START Records for this task
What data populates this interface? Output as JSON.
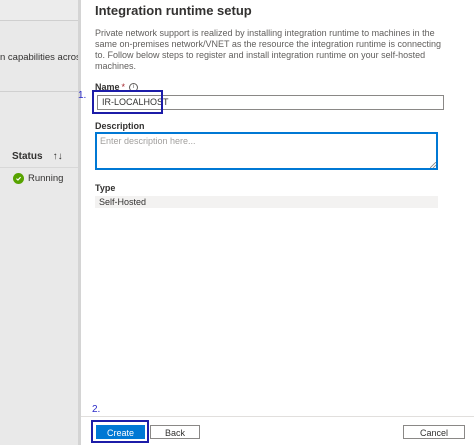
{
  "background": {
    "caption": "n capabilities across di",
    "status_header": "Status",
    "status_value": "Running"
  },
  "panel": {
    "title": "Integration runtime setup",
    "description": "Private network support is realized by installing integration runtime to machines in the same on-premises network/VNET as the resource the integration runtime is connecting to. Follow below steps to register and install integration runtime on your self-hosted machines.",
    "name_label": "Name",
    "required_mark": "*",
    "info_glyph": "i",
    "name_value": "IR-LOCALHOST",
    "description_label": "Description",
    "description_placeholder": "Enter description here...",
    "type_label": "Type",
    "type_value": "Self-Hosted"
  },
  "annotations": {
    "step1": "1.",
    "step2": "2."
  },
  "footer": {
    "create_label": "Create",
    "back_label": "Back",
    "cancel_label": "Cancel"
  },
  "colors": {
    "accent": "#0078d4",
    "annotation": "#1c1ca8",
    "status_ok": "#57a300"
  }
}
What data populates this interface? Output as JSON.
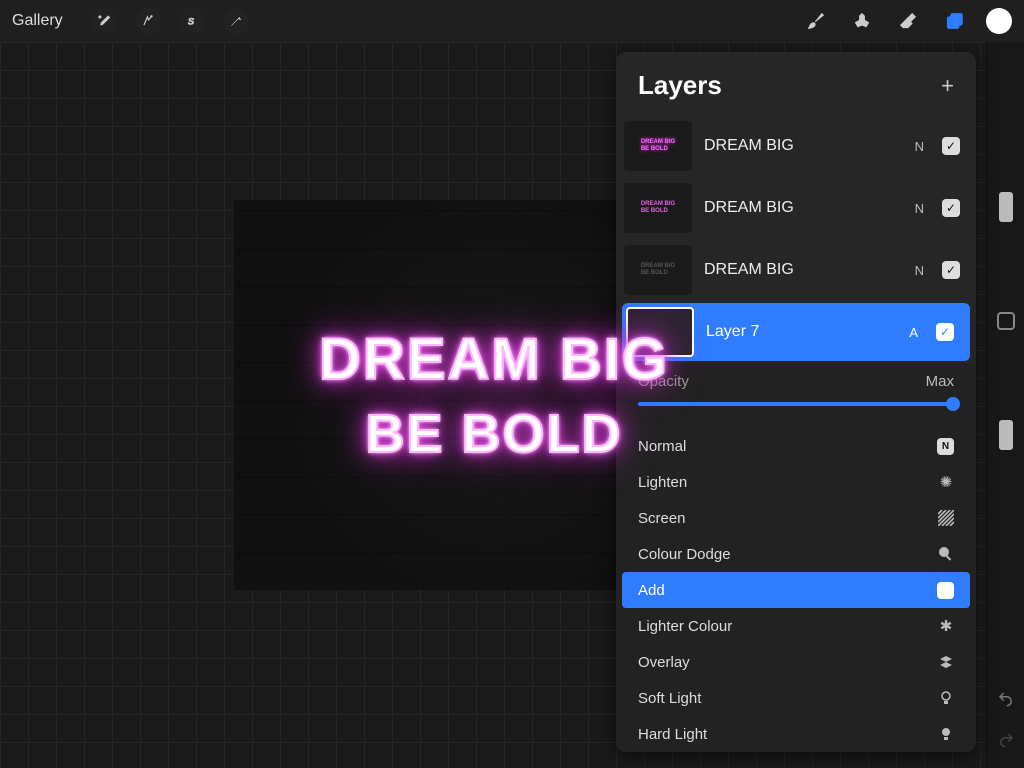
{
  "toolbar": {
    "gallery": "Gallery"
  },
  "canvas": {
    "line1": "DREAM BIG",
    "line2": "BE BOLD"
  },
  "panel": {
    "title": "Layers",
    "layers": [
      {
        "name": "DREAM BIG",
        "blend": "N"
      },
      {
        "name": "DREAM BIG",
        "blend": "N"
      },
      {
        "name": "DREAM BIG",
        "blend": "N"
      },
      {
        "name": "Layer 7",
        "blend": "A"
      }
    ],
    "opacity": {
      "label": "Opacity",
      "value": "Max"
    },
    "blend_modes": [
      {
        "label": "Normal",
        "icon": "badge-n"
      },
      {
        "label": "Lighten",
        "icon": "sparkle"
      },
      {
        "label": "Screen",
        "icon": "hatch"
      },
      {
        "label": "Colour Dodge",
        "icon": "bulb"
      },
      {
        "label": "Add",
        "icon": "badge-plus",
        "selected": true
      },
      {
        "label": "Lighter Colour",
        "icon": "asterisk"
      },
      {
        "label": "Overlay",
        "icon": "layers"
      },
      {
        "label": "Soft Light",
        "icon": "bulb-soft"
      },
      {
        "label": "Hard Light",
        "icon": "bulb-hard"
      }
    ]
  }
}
END Records for this task
START Records for this task
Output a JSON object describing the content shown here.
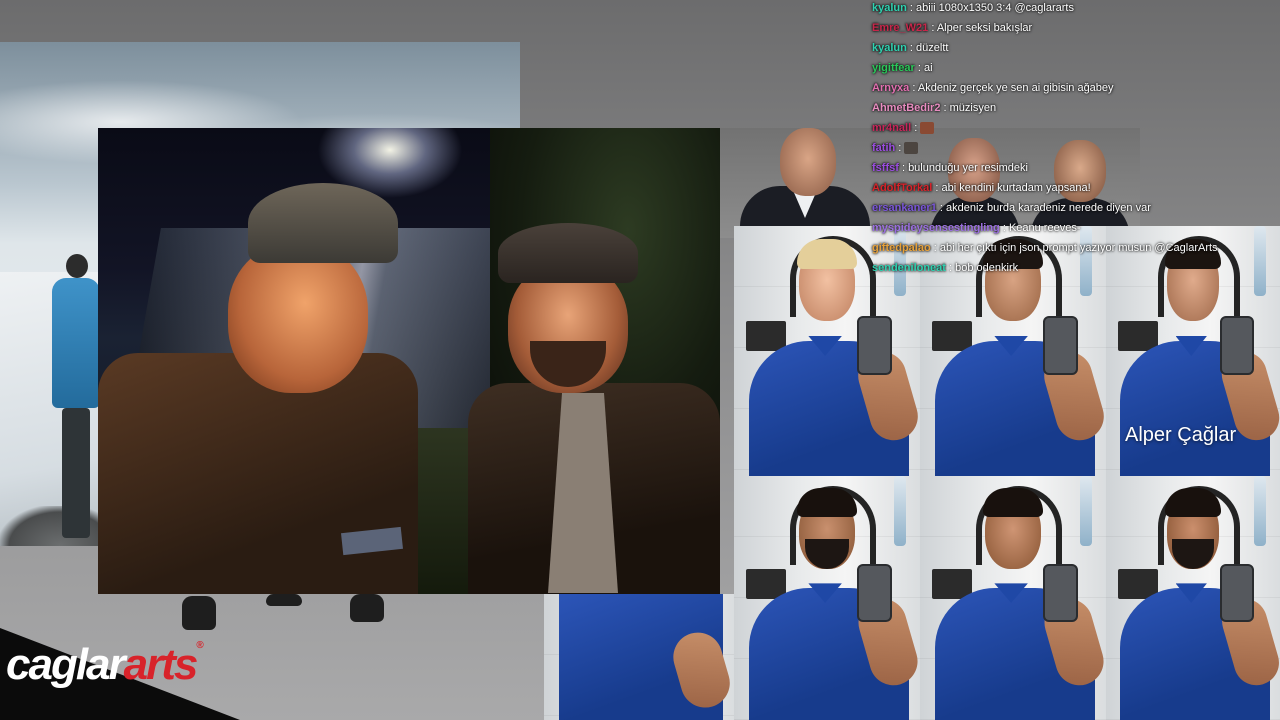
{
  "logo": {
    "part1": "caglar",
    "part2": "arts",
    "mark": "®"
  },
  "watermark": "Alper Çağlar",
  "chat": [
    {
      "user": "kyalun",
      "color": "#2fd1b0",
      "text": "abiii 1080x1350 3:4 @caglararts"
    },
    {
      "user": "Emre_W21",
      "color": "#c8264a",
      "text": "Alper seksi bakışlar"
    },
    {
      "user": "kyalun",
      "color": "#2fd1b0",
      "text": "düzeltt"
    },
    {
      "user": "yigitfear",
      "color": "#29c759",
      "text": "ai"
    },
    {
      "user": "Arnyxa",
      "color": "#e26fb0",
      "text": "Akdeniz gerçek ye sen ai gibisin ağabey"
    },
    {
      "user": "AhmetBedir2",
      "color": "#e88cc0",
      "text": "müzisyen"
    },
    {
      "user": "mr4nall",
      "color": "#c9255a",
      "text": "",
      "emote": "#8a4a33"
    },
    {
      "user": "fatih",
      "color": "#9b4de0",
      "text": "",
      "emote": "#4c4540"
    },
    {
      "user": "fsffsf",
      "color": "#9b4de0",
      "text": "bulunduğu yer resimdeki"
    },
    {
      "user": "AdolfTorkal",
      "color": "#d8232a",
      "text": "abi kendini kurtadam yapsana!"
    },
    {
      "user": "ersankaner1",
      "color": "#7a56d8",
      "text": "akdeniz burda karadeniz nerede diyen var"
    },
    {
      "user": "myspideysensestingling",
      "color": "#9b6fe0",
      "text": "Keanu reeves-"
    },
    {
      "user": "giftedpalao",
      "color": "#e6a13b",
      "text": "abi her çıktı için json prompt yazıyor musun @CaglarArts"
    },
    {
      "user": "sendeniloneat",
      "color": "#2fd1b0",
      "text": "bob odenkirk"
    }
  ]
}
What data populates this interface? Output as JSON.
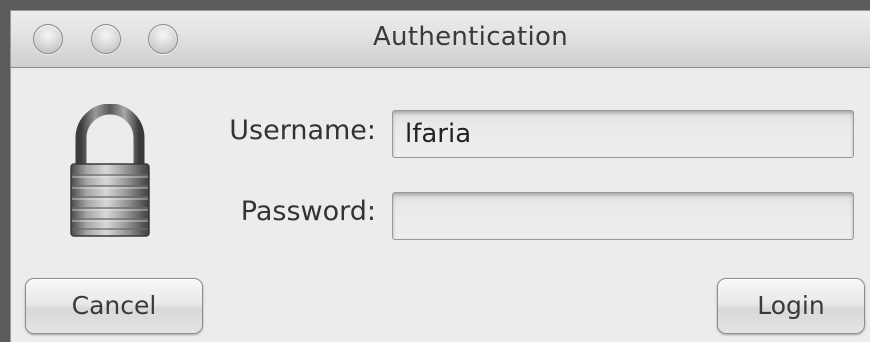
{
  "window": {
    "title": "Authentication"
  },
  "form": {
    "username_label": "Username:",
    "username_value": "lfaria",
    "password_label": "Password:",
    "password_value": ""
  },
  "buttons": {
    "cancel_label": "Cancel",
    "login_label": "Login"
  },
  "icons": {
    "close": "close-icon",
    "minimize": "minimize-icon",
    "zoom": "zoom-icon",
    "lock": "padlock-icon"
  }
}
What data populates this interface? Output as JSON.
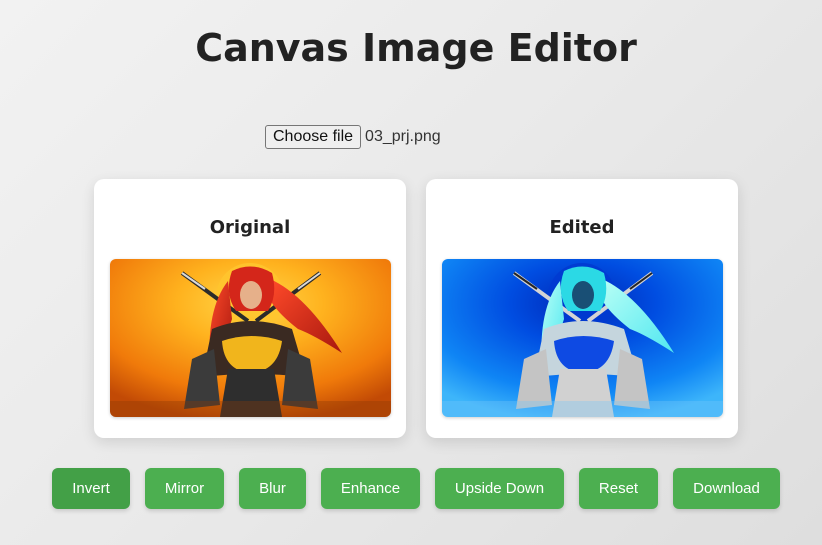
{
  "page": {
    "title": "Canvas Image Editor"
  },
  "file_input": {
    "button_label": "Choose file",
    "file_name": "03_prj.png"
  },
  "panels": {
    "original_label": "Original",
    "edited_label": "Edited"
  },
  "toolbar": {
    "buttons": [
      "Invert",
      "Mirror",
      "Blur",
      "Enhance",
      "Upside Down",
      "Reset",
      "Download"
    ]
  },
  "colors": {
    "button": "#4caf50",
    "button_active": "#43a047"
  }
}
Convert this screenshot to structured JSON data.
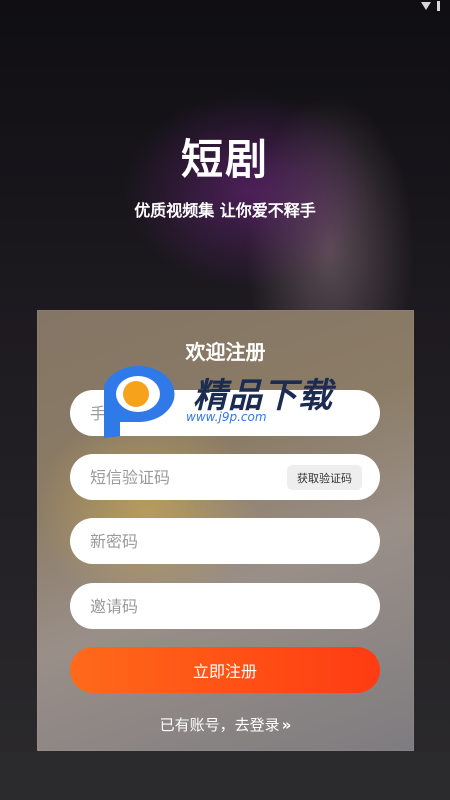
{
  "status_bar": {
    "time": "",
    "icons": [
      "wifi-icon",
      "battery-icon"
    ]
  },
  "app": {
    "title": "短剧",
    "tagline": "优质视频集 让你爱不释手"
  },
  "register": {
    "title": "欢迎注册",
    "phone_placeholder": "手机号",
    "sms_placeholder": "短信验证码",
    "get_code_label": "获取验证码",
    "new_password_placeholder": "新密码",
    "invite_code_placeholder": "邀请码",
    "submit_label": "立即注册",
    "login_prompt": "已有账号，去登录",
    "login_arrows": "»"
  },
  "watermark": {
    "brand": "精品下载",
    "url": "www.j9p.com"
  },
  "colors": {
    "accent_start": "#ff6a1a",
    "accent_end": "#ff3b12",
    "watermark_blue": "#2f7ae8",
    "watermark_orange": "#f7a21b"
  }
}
END Records for this task
START Records for this task
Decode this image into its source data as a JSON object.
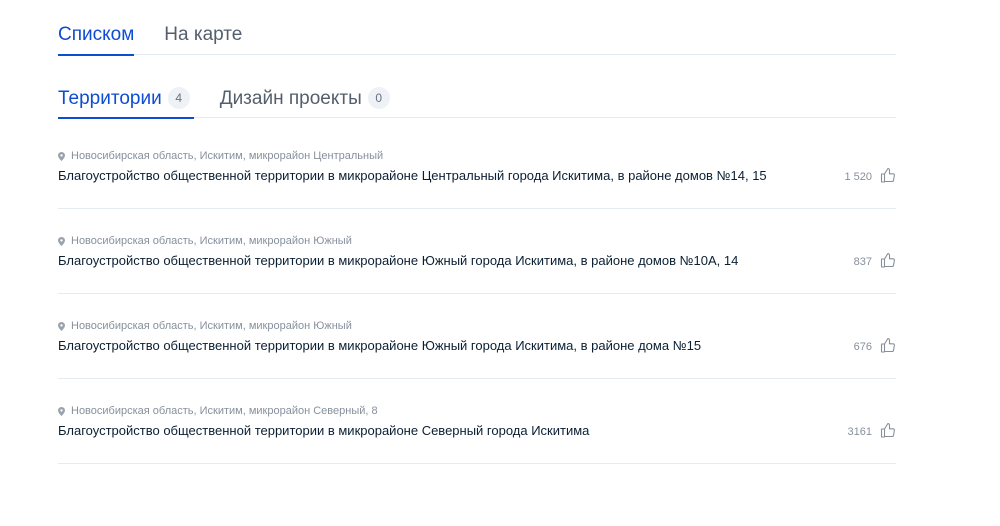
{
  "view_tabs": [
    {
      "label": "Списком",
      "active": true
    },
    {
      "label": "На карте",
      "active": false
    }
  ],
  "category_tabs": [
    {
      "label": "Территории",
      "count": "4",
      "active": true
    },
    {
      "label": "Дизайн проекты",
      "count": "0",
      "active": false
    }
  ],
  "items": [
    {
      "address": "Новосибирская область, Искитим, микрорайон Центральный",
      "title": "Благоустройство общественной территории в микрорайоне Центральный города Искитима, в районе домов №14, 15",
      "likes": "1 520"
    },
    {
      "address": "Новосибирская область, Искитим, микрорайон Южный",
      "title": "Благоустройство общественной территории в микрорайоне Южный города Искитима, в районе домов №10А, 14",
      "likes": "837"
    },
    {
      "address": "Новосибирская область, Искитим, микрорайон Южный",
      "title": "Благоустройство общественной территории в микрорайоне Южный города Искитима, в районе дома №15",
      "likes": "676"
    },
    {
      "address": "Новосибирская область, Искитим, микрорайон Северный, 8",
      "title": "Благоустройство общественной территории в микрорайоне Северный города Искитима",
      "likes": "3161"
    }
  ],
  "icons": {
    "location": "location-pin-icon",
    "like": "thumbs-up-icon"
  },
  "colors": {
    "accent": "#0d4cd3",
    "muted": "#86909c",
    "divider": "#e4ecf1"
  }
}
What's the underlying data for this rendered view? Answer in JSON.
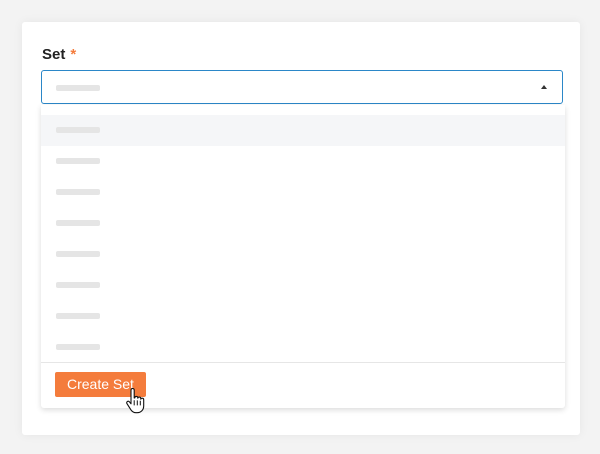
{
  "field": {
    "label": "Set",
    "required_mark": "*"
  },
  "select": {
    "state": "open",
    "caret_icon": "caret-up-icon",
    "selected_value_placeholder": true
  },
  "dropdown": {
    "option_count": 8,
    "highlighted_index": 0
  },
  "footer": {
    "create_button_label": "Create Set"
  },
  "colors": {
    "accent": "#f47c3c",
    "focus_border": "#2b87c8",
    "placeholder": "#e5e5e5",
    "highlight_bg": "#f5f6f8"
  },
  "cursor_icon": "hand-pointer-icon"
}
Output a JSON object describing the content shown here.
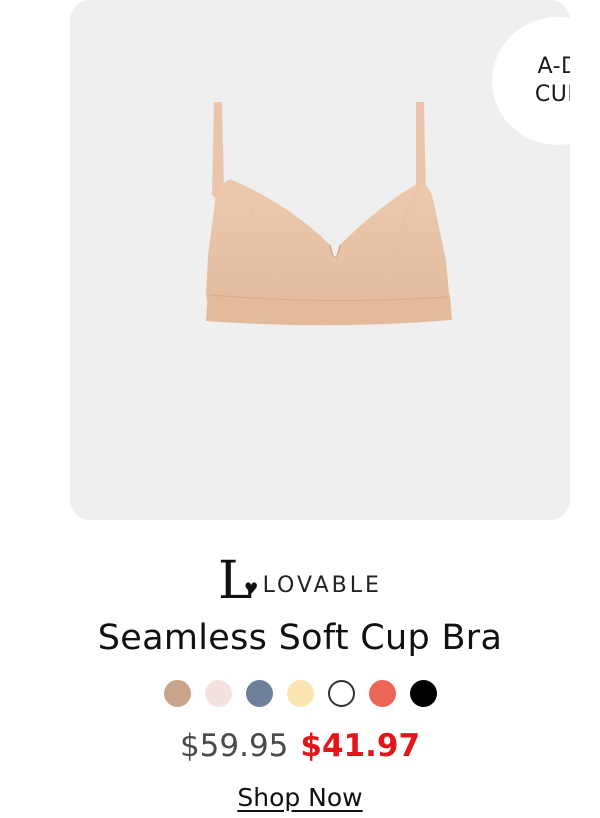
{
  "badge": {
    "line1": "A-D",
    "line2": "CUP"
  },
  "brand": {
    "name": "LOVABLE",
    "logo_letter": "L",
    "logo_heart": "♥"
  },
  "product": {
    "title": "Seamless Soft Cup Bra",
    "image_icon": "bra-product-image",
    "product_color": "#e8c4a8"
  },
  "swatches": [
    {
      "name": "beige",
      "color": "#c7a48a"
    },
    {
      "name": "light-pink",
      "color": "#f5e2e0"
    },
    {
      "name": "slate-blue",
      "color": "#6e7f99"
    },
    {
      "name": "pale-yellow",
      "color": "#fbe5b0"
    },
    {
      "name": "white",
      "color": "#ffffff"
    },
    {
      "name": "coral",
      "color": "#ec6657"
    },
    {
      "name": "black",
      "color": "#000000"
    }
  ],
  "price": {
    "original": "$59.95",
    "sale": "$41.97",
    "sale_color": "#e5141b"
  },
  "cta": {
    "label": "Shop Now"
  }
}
END Records for this task
**Short problem:** Collect each line of the entries that has the word "Южный", copying it in full.

**Solution to the problem:**
      "address": "Новосибирская область, Искитим, микрорайон Южный",
      "title": "Благоустройство общественной территории в микрорайоне Южный города Искитима, в районе домов №10А, 14",
      "address": "Новосибирская область, Искитим, микрорайон Южный",
      "title": "Благоустройство общественной территории в микрорайоне Южный города Искитима, в районе дома №15",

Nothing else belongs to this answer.